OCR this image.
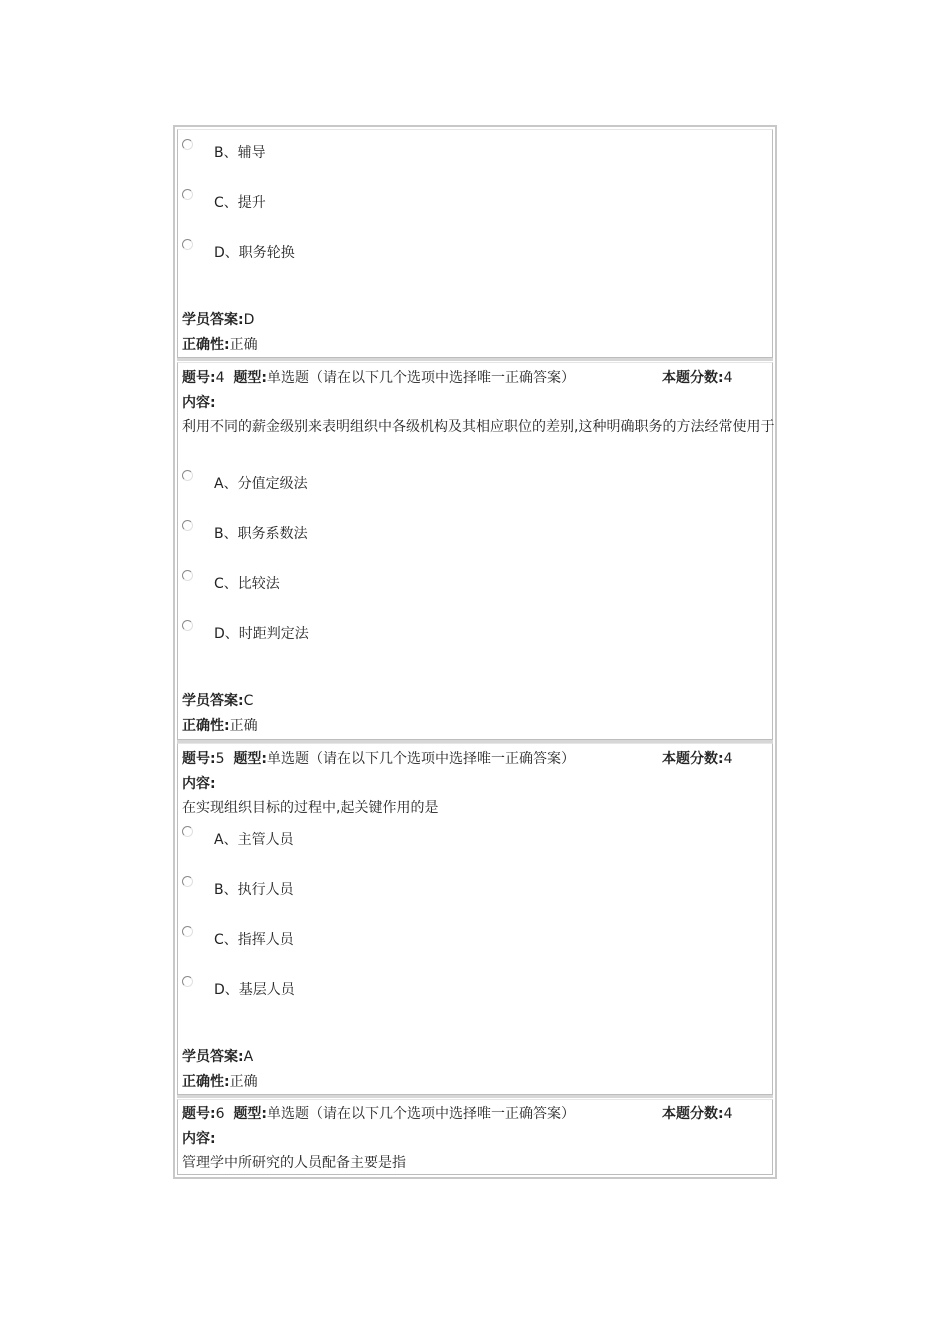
B、辅导
C、提升
D、职务轮换
学员答案:D
正确性:正确
题号:4 题型:单选题（请在以下几个选项中选择唯一正确答案）	本题分数:4
内容:
利用不同的薪金级别来表明组织中各级机构及其相应职位的差别,这种明确职务的方法经常使用于
A、分值定级法
B、职务系数法
C、比较法
D、时距判定法
学员答案:C
正确性:正确
题号:5 题型:单选题（请在以下几个选项中选择唯一正确答案）	本题分数:4
内容:
在实现组织目标的过程中,起关键作用的是
A、主管人员
B、执行人员
C、指挥人员
D、基层人员
学员答案:A
正确性:正确
题号:6 题型:单选题（请在以下几个选项中选择唯一正确答案）	本题分数:4
内容:
管理学中所研究的人员配备主要是指
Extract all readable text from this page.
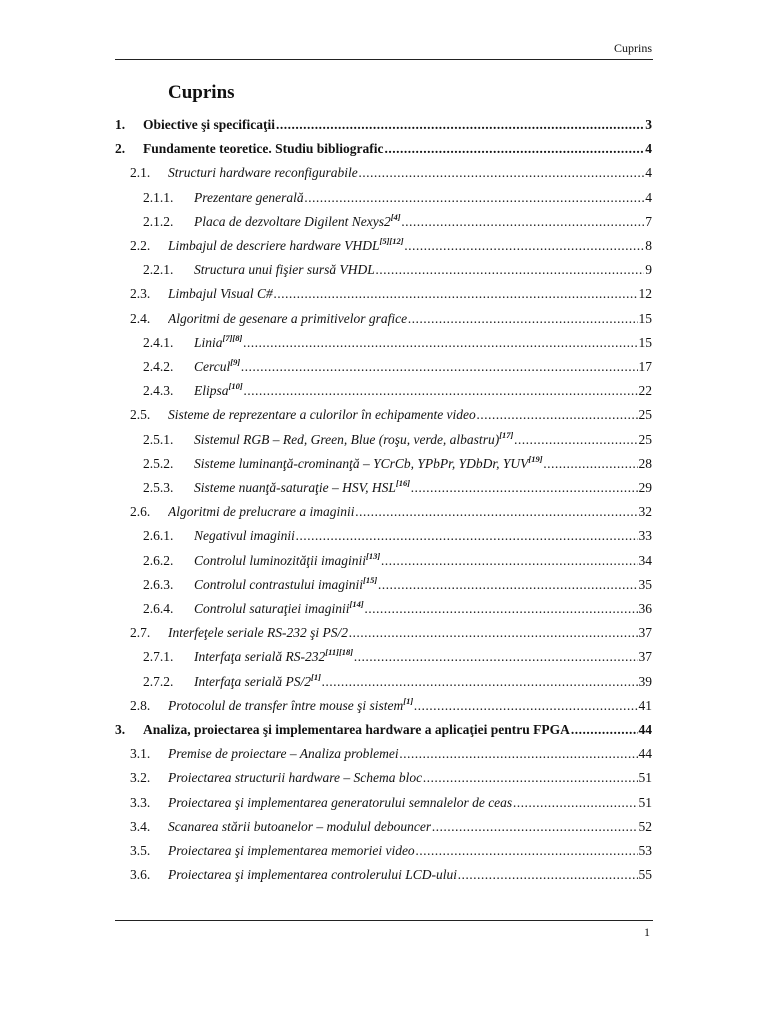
Cuprins
Cuprins
1.	Obiective şi specificaţii .....	3
2.	Fundamente teoretice. Studiu bibliografic .....	4
2.1.	Structuri hardware reconfigurabile .....	4
2.1.1.	Prezentare generală .....	4
2.1.2.	Placa de dezvoltare Digilent Nexys2[4] .....	7
2.2.	Limbajul de descriere hardware VHDL[5][12] .....	8
2.2.1.	Structura unui fişier sursă VHDL .....	9
2.3.	Limbajul Visual C# .....	12
2.4.	Algoritmi de gesenare a primitivelor grafice .....	15
2.4.1.	Linia[7][8] .....	15
2.4.2.	Cercul[9] .....	17
2.4.3.	Elipsa[10] .....	22
2.5.	Sisteme de reprezentare a culorilor în echipamente video .....	25
2.5.1.	Sistemul RGB – Red, Green, Blue (roşu, verde, albastru)[17] .....	25
2.5.2.	Sisteme luminanţă-crominanţă – YCrCb, YPbPr, YDbDr, YUV[19] .....	28
2.5.3.	Sisteme nuanţă-saturaţie – HSV, HSL[16] .....	29
2.6.	Algoritmi de prelucrare a imaginii .....	32
2.6.1.	Negativul imaginii .....	33
2.6.2.	Controlul luminozităţii imaginii[13] .....	34
2.6.3.	Controlul contrastului imaginii[15] .....	35
2.6.4.	Controlul saturaţiei imaginii[14] .....	36
2.7.	Interfeţele seriale RS-232 şi PS/2 .....	37
2.7.1.	Interfaţa serială RS-232[11][18] .....	37
2.7.2.	Interfaţa serială PS/2[1] .....	39
2.8.	Protocolul de transfer între mouse şi sistem[1] .....	41
3.	Analiza, proiectarea şi implementarea hardware a aplicaţiei pentru FPGA .....	44
3.1.	Premise de proiectare – Analiza problemei .....	44
3.2.	Proiectarea structurii hardware – Schema bloc .....	51
3.3.	Proiectarea şi implementarea generatorului semnalelor de ceas .....	51
3.4.	Scanarea stării butoanelor – modulul debouncer .....	52
3.5.	Proiectarea şi implementarea memoriei video .....	53
3.6.	Proiectarea şi implementarea controlerului LCD-ului .....	55
1
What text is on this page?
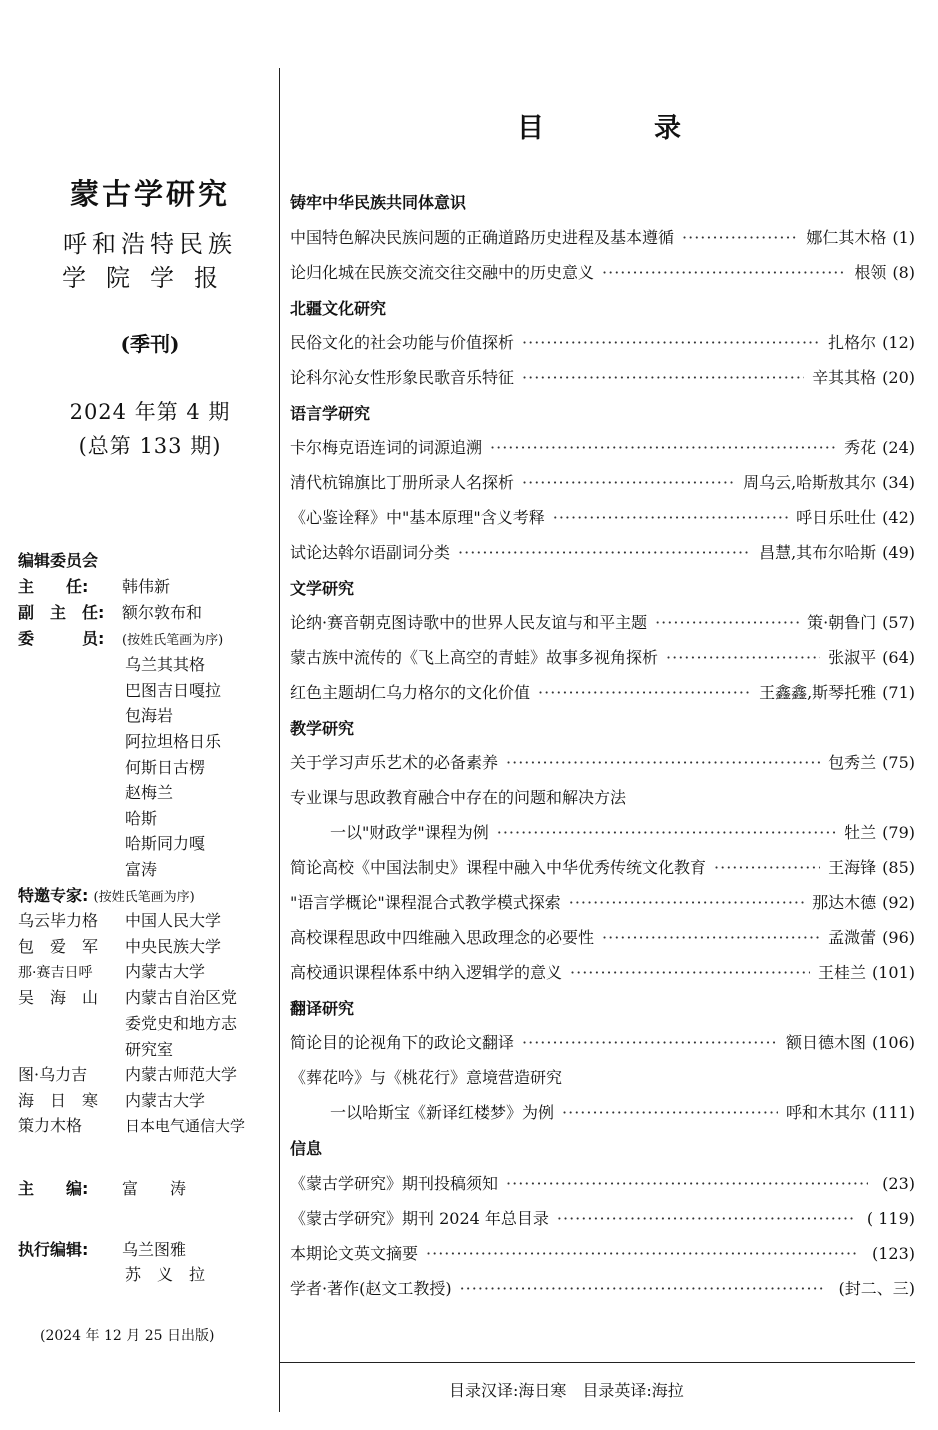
蒙古学研究
呼和浩特民族
学院学报
(季刊)
2024 年第 4 期
(总第 133 期)
编辑委员会
主　　任: 韩伟新
副　主　任: 额尔敦布和
委　　　员: (按姓氏笔画为序)
乌兰其其格
巴图吉日嘎拉
包海岩
阿拉坦格日乐
何斯日古楞
赵梅兰
哈斯
哈斯同力嘎
富涛
特邀专家: (按姓氏笔画为序)
乌云毕力格 中国人民大学
包　爱　军 中央民族大学
那·赛吉日呼 内蒙古大学
吴　海　山 内蒙古自治区党
委党史和地方志
研究室
图·乌力吉 内蒙古师范大学
海　日　寒 内蒙古大学
策力木格	日本电气通信大学
主　　编: 富　　涛
执行编辑: 乌兰图雅
苏　义　拉
(2024 年 12 月 25 日出版)
目录
铸牢中华民族共同体意识
中国特色解决民族问题的正确道路历史进程及基本遵循 ·····	娜仁其木格 (1)
论归化城在民族交流交往交融中的历史意义 ·····	根领 (8)
北疆文化研究
民俗文化的社会功能与价值探析 ·····	扎格尔 (12)
论科尔沁女性形象民歌音乐特征 ·····	辛其其格 (20)
语言学研究
卡尔梅克语连词的词源追溯 ·····	秀花 (24)
清代杭锦旗比丁册所录人名探析 ·····	周乌云,哈斯敖其尔 (34)
《心鉴诠释》中"基本原理"含义考释 ·····	呼日乐吐仕 (42)
试论达斡尔语副词分类 ·····	昌慧,其布尔哈斯 (49)
文学研究
论纳·赛音朝克图诗歌中的世界人民友谊与和平主题 ·····	策·朝鲁门 (57)
蒙古族中流传的《飞上高空的青蛙》故事多视角探析 ·····	张淑平 (64)
红色主题胡仁乌力格尔的文化价值 ·····	王鑫鑫,斯琴托雅 (71)
教学研究
关于学习声乐艺术的必备素养 ·····	包秀兰 (75)
专业课与思政教育融合中存在的问题和解决方法
一以"财政学"课程为例 ·····	牡兰 (79)
简论高校《中国法制史》课程中融入中华优秀传统文化教育 ·····	王海锋 (85)
"语言学概论"课程混合式教学模式探索 ·····	那达木德 (92)
高校课程思政中四维融入思政理念的必要性 ·····	孟溦蕾 (96)
高校通识课程体系中纳入逻辑学的意义 ·····	王桂兰 (101)
翻译研究
简论目的论视角下的政论文翻译 ·····	额日德木图 (106)
《葬花吟》与《桃花行》意境营造研究
一以哈斯宝《新译红楼梦》为例 ·····	呼和木其尔 (111)
信息
《蒙古学研究》期刊投稿须知 ·····	(23)
《蒙古学研究》期刊 2024 年总目录 ·····	( 119)
本期论文英文摘要 ·····	(123)
学者·著作(赵文工教授) ·····	(封二、三)
目录汉译:海日寒　目录英译:海拉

* **Exercise brief**
Please write out all of the material above without changing a word, and omit any pictures.

* **Reply**
OCR this image.
B、辅导
C、提升
D、职务轮换
学员答案:D
正确性:正确
题号:4 题型:单选题（请在以下几个选项中选择唯一正确答案）	本题分数:4
内容:
利用不同的薪金级别来表明组织中各级机构及其相应职位的差别,这种明确职务的方法经常使用于
A、分值定级法
B、职务系数法
C、比较法
D、时距判定法
学员答案:C
正确性:正确
题号:5 题型:单选题（请在以下几个选项中选择唯一正确答案）	本题分数:4
内容:
在实现组织目标的过程中,起关键作用的是
A、主管人员
B、执行人员
C、指挥人员
D、基层人员
学员答案:A
正确性:正确
题号:6 题型:单选题（请在以下几个选项中选择唯一正确答案）	本题分数:4
内容:
管理学中所研究的人员配备主要是指
Extract all readable text from this page.
Cuprins
Cuprins
1.	Obiective şi specificaţii .....	3
2.	Fundamente teoretice. Studiu bibliografic .....	4
2.1.	Structuri hardware reconfigurabile .....	4
2.1.1.	Prezentare generală .....	4
2.1.2.	Placa de dezvoltare Digilent Nexys2[4] .....	7
2.2.	Limbajul de descriere hardware VHDL[5][12] .....	8
2.2.1.	Structura unui fişier sursă VHDL .....	9
2.3.	Limbajul Visual C# .....	12
2.4.	Algoritmi de gesenare a primitivelor grafice .....	15
2.4.1.	Linia[7][8] .....	15
2.4.2.	Cercul[9] .....	17
2.4.3.	Elipsa[10] .....	22
2.5.	Sisteme de reprezentare a culorilor în echipamente video .....	25
2.5.1.	Sistemul RGB – Red, Green, Blue (roşu, verde, albastru)[17] .....	25
2.5.2.	Sisteme luminanţă-crominanţă – YCrCb, YPbPr, YDbDr, YUV[19] .....	28
2.5.3.	Sisteme nuanţă-saturaţie – HSV, HSL[16] .....	29
2.6.	Algoritmi de prelucrare a imaginii .....	32
2.6.1.	Negativul imaginii .....	33
2.6.2.	Controlul luminozităţii imaginii[13] .....	34
2.6.3.	Controlul contrastului imaginii[15] .....	35
2.6.4.	Controlul saturaţiei imaginii[14] .....	36
2.7.	Interfeţele seriale RS-232 şi PS/2 .....	37
2.7.1.	Interfaţa serială RS-232[11][18] .....	37
2.7.2.	Interfaţa serială PS/2[1] .....	39
2.8.	Protocolul de transfer între mouse şi sistem[1] .....	41
3.	Analiza, proiectarea şi implementarea hardware a aplicaţiei pentru FPGA .....	44
3.1.	Premise de proiectare – Analiza problemei .....	44
3.2.	Proiectarea structurii hardware – Schema bloc .....	51
3.3.	Proiectarea şi implementarea generatorului semnalelor de ceas .....	51
3.4.	Scanarea stării butoanelor – modulul debouncer .....	52
3.5.	Proiectarea şi implementarea memoriei video .....	53
3.6.	Proiectarea şi implementarea controlerului LCD-ului .....	55
1
What text is on this page?
蒙古学研究
呼和浩特民族
学院学报
(季刊)
2024 年第 4 期
(总第 133 期)
编辑委员会
主　　任: 韩伟新
副　主　任: 额尔敦布和
委　　　员: (按姓氏笔画为序)
乌兰其其格
巴图吉日嘎拉
包海岩
阿拉坦格日乐
何斯日古楞
赵梅兰
哈斯
哈斯同力嘎
富涛
特邀专家: (按姓氏笔画为序)
乌云毕力格 中国人民大学
包　爱　军 中央民族大学
那·赛吉日呼 内蒙古大学
吴　海　山 内蒙古自治区党
委党史和地方志
研究室
图·乌力吉 内蒙古师范大学
海　日　寒 内蒙古大学
策力木格	日本电气通信大学
主　　编: 富　　涛
执行编辑: 乌兰图雅
苏　义　拉
(2024 年 12 月 25 日出版)
目录
铸牢中华民族共同体意识
中国特色解决民族问题的正确道路历史进程及基本遵循 ·····	娜仁其木格 (1)
论归化城在民族交流交往交融中的历史意义 ·····	根领 (8)
北疆文化研究
民俗文化的社会功能与价值探析 ·····	扎格尔 (12)
论科尔沁女性形象民歌音乐特征 ·····	辛其其格 (20)
语言学研究
卡尔梅克语连词的词源追溯 ·····	秀花 (24)
清代杭锦旗比丁册所录人名探析 ·····	周乌云,哈斯敖其尔 (34)
《心鉴诠释》中"基本原理"含义考释 ·····	呼日乐吐仕 (42)
试论达斡尔语副词分类 ·····	昌慧,其布尔哈斯 (49)
文学研究
论纳·赛音朝克图诗歌中的世界人民友谊与和平主题 ·····	策·朝鲁门 (57)
蒙古族中流传的《飞上高空的青蛙》故事多视角探析 ·····	张淑平 (64)
红色主题胡仁乌力格尔的文化价值 ·····	王鑫鑫,斯琴托雅 (71)
教学研究
关于学习声乐艺术的必备素养 ·····	包秀兰 (75)
专业课与思政教育融合中存在的问题和解决方法
一以"财政学"课程为例 ·····	牡兰 (79)
简论高校《中国法制史》课程中融入中华优秀传统文化教育 ·····	王海锋 (85)
"语言学概论"课程混合式教学模式探索 ·····	那达木德 (92)
高校课程思政中四维融入思政理念的必要性 ·····	孟溦蕾 (96)
高校通识课程体系中纳入逻辑学的意义 ·····	王桂兰 (101)
翻译研究
简论目的论视角下的政论文翻译 ·····	额日德木图 (106)
《葬花吟》与《桃花行》意境营造研究
一以哈斯宝《新译红楼梦》为例 ·····	呼和木其尔 (111)
信息
《蒙古学研究》期刊投稿须知 ·····	(23)
《蒙古学研究》期刊 2024 年总目录 ·····	( 119)
本期论文英文摘要 ·····	(123)
学者·著作(赵文工教授) ·····	(封二、三)
目录汉译:海日寒　目录英译:海拉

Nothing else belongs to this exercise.